··· Records provided

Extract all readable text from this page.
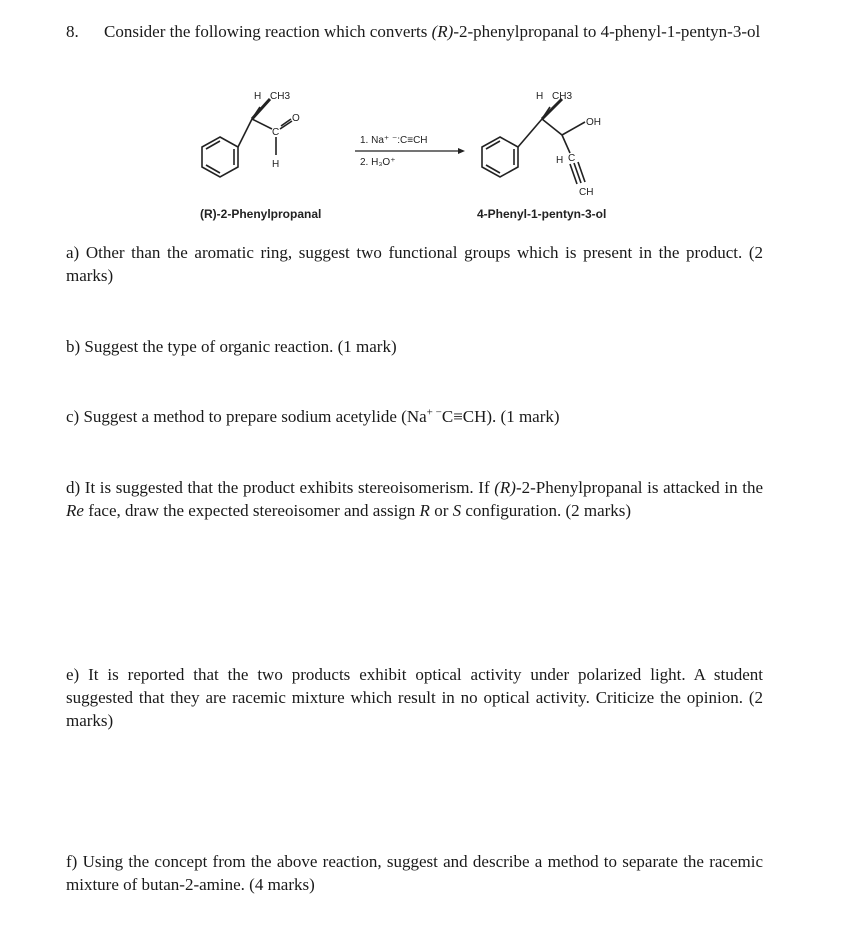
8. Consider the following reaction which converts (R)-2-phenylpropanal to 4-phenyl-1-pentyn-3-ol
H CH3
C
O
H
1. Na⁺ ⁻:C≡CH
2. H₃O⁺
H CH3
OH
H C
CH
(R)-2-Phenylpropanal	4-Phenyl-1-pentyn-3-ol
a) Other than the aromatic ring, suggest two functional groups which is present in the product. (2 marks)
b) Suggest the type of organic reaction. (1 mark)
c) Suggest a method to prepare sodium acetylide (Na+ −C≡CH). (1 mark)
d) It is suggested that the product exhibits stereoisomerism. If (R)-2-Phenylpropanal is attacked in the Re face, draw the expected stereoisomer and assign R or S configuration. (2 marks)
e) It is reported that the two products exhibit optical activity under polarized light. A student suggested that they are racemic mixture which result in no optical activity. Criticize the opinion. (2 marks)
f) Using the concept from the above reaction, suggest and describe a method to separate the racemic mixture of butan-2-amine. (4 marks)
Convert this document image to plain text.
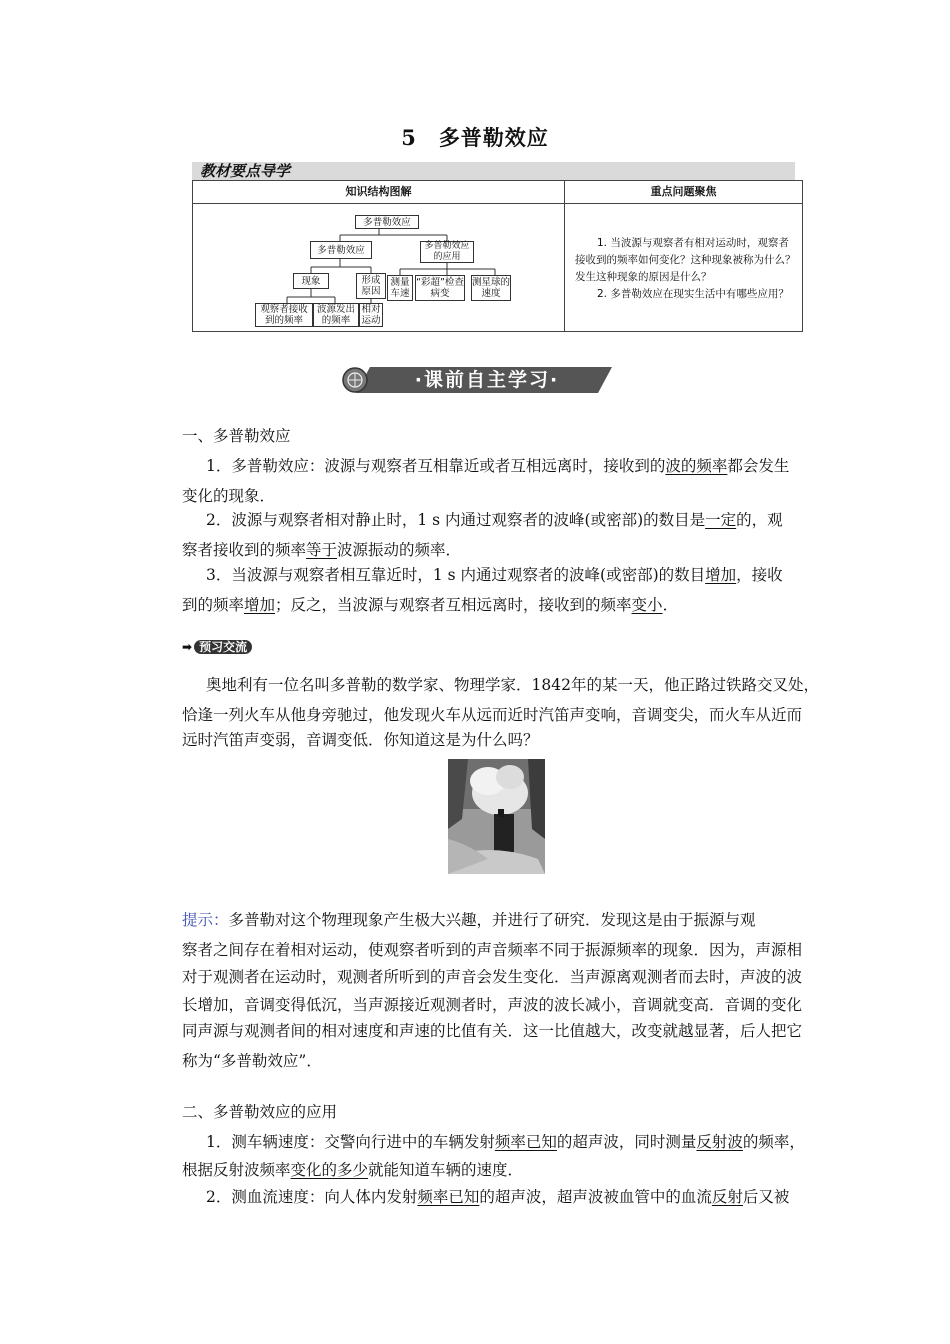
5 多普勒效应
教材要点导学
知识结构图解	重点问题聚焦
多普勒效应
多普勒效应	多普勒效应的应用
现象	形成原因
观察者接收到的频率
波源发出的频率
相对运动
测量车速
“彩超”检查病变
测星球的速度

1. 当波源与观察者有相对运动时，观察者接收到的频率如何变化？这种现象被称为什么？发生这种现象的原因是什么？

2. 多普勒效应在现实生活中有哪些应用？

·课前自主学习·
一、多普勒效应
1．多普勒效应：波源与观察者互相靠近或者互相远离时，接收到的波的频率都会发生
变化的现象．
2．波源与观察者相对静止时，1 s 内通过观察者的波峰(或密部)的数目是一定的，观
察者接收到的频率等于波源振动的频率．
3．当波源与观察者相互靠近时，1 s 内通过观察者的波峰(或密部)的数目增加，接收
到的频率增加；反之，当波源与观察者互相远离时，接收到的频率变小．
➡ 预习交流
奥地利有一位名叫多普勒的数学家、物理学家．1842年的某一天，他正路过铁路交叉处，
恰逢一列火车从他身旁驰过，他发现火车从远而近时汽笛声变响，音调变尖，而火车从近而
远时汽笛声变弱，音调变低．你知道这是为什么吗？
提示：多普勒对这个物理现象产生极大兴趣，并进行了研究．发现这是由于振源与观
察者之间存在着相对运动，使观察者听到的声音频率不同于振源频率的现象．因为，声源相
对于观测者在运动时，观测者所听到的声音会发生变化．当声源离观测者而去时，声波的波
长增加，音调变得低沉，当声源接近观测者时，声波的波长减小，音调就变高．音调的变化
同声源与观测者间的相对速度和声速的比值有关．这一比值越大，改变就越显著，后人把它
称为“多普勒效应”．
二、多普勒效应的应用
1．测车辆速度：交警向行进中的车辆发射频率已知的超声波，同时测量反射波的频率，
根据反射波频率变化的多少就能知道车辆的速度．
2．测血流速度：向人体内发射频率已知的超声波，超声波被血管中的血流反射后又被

······

→ **Goal**: Pull out all lines from the entries above that include the word "text".

→ **Right answer**:
Extract all readable text from this page.
Convert this document image to plain text.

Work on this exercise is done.